- [AIM]:
Reproduce the records exactly.

Saved data entries
+++

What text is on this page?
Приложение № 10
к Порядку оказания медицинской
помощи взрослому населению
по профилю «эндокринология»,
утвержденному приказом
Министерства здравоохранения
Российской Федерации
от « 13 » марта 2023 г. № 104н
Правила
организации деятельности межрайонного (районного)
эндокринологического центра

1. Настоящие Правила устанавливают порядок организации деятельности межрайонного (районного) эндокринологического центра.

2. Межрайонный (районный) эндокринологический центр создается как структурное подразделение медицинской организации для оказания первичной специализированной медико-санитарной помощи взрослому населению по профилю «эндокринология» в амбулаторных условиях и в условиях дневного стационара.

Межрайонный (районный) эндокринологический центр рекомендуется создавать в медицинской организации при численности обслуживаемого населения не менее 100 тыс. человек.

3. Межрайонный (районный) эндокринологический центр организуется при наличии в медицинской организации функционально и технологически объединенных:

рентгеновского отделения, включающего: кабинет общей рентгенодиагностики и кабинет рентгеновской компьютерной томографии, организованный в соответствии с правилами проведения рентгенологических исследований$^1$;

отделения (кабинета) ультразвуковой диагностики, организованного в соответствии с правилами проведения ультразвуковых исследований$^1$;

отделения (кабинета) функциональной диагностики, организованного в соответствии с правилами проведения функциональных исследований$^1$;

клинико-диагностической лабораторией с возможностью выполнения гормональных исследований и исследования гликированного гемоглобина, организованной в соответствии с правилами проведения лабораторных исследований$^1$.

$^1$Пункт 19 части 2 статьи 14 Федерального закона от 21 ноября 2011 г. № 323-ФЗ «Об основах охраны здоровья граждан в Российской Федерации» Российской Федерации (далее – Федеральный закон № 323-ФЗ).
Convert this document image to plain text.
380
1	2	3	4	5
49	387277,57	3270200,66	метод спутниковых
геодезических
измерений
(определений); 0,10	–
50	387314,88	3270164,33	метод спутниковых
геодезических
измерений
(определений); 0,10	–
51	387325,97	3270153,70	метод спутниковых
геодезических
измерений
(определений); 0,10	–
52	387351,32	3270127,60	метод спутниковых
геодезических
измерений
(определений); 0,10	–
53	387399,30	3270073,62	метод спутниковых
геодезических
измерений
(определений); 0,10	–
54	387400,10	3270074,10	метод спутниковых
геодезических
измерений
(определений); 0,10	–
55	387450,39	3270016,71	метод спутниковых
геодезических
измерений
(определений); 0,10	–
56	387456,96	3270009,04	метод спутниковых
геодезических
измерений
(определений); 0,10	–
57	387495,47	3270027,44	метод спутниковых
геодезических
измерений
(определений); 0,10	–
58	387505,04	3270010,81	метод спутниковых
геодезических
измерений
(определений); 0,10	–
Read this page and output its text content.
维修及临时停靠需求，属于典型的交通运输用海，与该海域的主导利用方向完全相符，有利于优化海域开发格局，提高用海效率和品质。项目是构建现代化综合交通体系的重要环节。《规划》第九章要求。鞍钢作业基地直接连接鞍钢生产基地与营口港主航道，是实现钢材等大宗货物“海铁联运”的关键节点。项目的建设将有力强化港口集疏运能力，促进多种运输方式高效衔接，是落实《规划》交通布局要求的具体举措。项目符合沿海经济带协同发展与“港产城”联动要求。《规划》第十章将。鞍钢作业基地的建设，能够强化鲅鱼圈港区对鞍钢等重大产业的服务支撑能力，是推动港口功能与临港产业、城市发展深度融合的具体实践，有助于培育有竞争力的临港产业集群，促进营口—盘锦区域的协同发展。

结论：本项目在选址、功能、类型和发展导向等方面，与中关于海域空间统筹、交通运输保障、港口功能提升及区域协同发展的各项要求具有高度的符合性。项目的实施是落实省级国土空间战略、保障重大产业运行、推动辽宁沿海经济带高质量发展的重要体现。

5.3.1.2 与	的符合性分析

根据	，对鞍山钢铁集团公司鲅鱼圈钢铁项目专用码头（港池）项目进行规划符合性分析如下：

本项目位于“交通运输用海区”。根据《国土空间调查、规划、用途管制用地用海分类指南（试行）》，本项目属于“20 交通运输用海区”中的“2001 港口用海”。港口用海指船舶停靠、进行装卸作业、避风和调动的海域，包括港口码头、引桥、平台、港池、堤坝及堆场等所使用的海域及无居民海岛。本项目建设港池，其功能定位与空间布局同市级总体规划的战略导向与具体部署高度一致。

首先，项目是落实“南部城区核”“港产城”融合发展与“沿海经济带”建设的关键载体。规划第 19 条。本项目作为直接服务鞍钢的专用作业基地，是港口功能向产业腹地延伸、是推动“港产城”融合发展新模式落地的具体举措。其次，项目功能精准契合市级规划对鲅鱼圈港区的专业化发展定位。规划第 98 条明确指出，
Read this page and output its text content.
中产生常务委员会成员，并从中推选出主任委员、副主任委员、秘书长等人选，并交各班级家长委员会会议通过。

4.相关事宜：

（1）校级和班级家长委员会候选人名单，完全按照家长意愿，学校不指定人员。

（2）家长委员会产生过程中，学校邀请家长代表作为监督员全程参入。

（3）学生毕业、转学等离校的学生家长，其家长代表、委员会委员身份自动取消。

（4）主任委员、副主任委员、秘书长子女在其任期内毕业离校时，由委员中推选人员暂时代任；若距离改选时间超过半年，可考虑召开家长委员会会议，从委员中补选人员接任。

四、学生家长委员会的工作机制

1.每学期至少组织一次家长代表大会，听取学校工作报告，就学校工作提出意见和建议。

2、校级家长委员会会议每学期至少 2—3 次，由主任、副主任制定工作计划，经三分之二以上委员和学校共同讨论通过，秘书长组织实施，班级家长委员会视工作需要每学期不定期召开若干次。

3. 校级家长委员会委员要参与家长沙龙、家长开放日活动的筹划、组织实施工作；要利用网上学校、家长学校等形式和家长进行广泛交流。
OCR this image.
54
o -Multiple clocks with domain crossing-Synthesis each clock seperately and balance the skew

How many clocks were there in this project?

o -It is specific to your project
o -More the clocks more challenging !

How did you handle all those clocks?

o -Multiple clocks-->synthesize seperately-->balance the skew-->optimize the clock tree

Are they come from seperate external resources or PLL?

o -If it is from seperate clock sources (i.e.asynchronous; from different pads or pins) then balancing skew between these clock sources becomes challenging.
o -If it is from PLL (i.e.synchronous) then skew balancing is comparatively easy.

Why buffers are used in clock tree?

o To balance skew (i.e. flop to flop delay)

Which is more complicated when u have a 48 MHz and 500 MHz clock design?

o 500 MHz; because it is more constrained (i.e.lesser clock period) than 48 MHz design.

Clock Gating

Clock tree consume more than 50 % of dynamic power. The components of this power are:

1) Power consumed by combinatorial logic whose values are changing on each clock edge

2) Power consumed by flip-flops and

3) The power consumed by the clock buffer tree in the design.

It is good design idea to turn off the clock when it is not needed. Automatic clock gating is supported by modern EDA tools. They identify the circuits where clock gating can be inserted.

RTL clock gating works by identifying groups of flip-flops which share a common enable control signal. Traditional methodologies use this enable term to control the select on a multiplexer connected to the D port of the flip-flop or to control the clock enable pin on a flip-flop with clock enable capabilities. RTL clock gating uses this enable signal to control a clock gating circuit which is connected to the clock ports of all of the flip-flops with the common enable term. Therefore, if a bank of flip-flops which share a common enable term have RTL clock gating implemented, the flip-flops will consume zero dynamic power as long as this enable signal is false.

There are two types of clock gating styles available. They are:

+++

- [FULL OUTPUT]:
What text is on this page?
Приложение № 10
к Порядку оказания медицинской
помощи взрослому населению
по профилю «эндокринология»,
утвержденному приказом
Министерства здравоохранения
Российской Федерации
от « 13 » марта 2023 г. № 104н
Правила
организации деятельности межрайонного (районного)
эндокринологического центра

1. Настоящие Правила устанавливают порядок организации деятельности межрайонного (районного) эндокринологического центра.

2. Межрайонный (районный) эндокринологический центр создается как структурное подразделение медицинской организации для оказания первичной специализированной медико-санитарной помощи взрослому населению по профилю «эндокринология» в амбулаторных условиях и в условиях дневного стационара.

Межрайонный (районный) эндокринологический центр рекомендуется создавать в медицинской организации при численности обслуживаемого населения не менее 100 тыс. человек.

3. Межрайонный (районный) эндокринологический центр организуется при наличии в медицинской организации функционально и технологически объединенных:

рентгеновского отделения, включающего: кабинет общей рентгенодиагностики и кабинет рентгеновской компьютерной томографии, организованный в соответствии с правилами проведения рентгенологических исследований$^1$;

отделения (кабинета) ультразвуковой диагностики, организованного в соответствии с правилами проведения ультразвуковых исследований$^1$;

отделения (кабинета) функциональной диагностики, организованного в соответствии с правилами проведения функциональных исследований$^1$;

клинико-диагностической лабораторией с возможностью выполнения гормональных исследований и исследования гликированного гемоглобина, организованной в соответствии с правилами проведения лабораторных исследований$^1$.

$^1$Пункт 19 части 2 статьи 14 Федерального закона от 21 ноября 2011 г. № 323-ФЗ «Об основах охраны здоровья граждан в Российской Федерации» Российской Федерации (далее – Федеральный закон № 323-ФЗ).
Convert this document image to plain text.
380
1	2	3	4	5
49	387277,57	3270200,66	метод спутниковых
геодезических
измерений
(определений); 0,10	–
50	387314,88	3270164,33	метод спутниковых
геодезических
измерений
(определений); 0,10	–
51	387325,97	3270153,70	метод спутниковых
геодезических
измерений
(определений); 0,10	–
52	387351,32	3270127,60	метод спутниковых
геодезических
измерений
(определений); 0,10	–
53	387399,30	3270073,62	метод спутниковых
геодезических
измерений
(определений); 0,10	–
54	387400,10	3270074,10	метод спутниковых
геодезических
измерений
(определений); 0,10	–
55	387450,39	3270016,71	метод спутниковых
геодезических
измерений
(определений); 0,10	–
56	387456,96	3270009,04	метод спутниковых
геодезических
измерений
(определений); 0,10	–
57	387495,47	3270027,44	метод спутниковых
геодезических
измерений
(определений); 0,10	–
58	387505,04	3270010,81	метод спутниковых
геодезических
измерений
(определений); 0,10	–
Read this page and output its text content.
维修及临时停靠需求，属于典型的交通运输用海，与该海域的主导利用方向完全相符，有利于优化海域开发格局，提高用海效率和品质。项目是构建现代化综合交通体系的重要环节。《规划》第九章要求。鞍钢作业基地直接连接鞍钢生产基地与营口港主航道，是实现钢材等大宗货物“海铁联运”的关键节点。项目的建设将有力强化港口集疏运能力，促进多种运输方式高效衔接，是落实《规划》交通布局要求的具体举措。项目符合沿海经济带协同发展与“港产城”联动要求。《规划》第十章将。鞍钢作业基地的建设，能够强化鲅鱼圈港区对鞍钢等重大产业的服务支撑能力，是推动港口功能与临港产业、城市发展深度融合的具体实践，有助于培育有竞争力的临港产业集群，促进营口—盘锦区域的协同发展。

结论：本项目在选址、功能、类型和发展导向等方面，与中关于海域空间统筹、交通运输保障、港口功能提升及区域协同发展的各项要求具有高度的符合性。项目的实施是落实省级国土空间战略、保障重大产业运行、推动辽宁沿海经济带高质量发展的重要体现。

5.3.1.2 与	的符合性分析

根据	，对鞍山钢铁集团公司鲅鱼圈钢铁项目专用码头（港池）项目进行规划符合性分析如下：

本项目位于“交通运输用海区”。根据《国土空间调查、规划、用途管制用地用海分类指南（试行）》，本项目属于“20 交通运输用海区”中的“2001 港口用海”。港口用海指船舶停靠、进行装卸作业、避风和调动的海域，包括港口码头、引桥、平台、港池、堤坝及堆场等所使用的海域及无居民海岛。本项目建设港池，其功能定位与空间布局同市级总体规划的战略导向与具体部署高度一致。

首先，项目是落实“南部城区核”“港产城”融合发展与“沿海经济带”建设的关键载体。规划第 19 条。本项目作为直接服务鞍钢的专用作业基地，是港口功能向产业腹地延伸、是推动“港产城”融合发展新模式落地的具体举措。其次，项目功能精准契合市级规划对鲅鱼圈港区的专业化发展定位。规划第 98 条明确指出，
Read this page and output its text content.
中产生常务委员会成员，并从中推选出主任委员、副主任委员、秘书长等人选，并交各班级家长委员会会议通过。

4.相关事宜：

（1）校级和班级家长委员会候选人名单，完全按照家长意愿，学校不指定人员。

（2）家长委员会产生过程中，学校邀请家长代表作为监督员全程参入。

（3）学生毕业、转学等离校的学生家长，其家长代表、委员会委员身份自动取消。

（4）主任委员、副主任委员、秘书长子女在其任期内毕业离校时，由委员中推选人员暂时代任；若距离改选时间超过半年，可考虑召开家长委员会会议，从委员中补选人员接任。

四、学生家长委员会的工作机制

1.每学期至少组织一次家长代表大会，听取学校工作报告，就学校工作提出意见和建议。

2、校级家长委员会会议每学期至少 2—3 次，由主任、副主任制定工作计划，经三分之二以上委员和学校共同讨论通过，秘书长组织实施，班级家长委员会视工作需要每学期不定期召开若干次。

3. 校级家长委员会委员要参与家长沙龙、家长开放日活动的筹划、组织实施工作；要利用网上学校、家长学校等形式和家长进行广泛交流。
OCR this image.
54
o -Multiple clocks with domain crossing-Synthesis each clock seperately and balance the skew

How many clocks were there in this project?

o -It is specific to your project
o -More the clocks more challenging !

How did you handle all those clocks?

o -Multiple clocks-->synthesize seperately-->balance the skew-->optimize the clock tree

Are they come from seperate external resources or PLL?

o -If it is from seperate clock sources (i.e.asynchronous; from different pads or pins) then balancing skew between these clock sources becomes challenging.
o -If it is from PLL (i.e.synchronous) then skew balancing is comparatively easy.

Why buffers are used in clock tree?

o To balance skew (i.e. flop to flop delay)

Which is more complicated when u have a 48 MHz and 500 MHz clock design?

o 500 MHz; because it is more constrained (i.e.lesser clock period) than 48 MHz design.

Clock Gating

Clock tree consume more than 50 % of dynamic power. The components of this power are:

1) Power consumed by combinatorial logic whose values are changing on each clock edge

2) Power consumed by flip-flops and

3) The power consumed by the clock buffer tree in the design.

It is good design idea to turn off the clock when it is not needed. Automatic clock gating is supported by modern EDA tools. They identify the circuits where clock gating can be inserted.

RTL clock gating works by identifying groups of flip-flops which share a common enable control signal. Traditional methodologies use this enable term to control the select on a multiplexer connected to the D port of the flip-flop or to control the clock enable pin on a flip-flop with clock enable capabilities. RTL clock gating uses this enable signal to control a clock gating circuit which is connected to the clock ports of all of the flip-flops with the common enable term. Therefore, if a bank of flip-flops which share a common enable term have RTL clock gating implemented, the flip-flops will consume zero dynamic power as long as this enable signal is false.

There are two types of clock gating styles available. They are:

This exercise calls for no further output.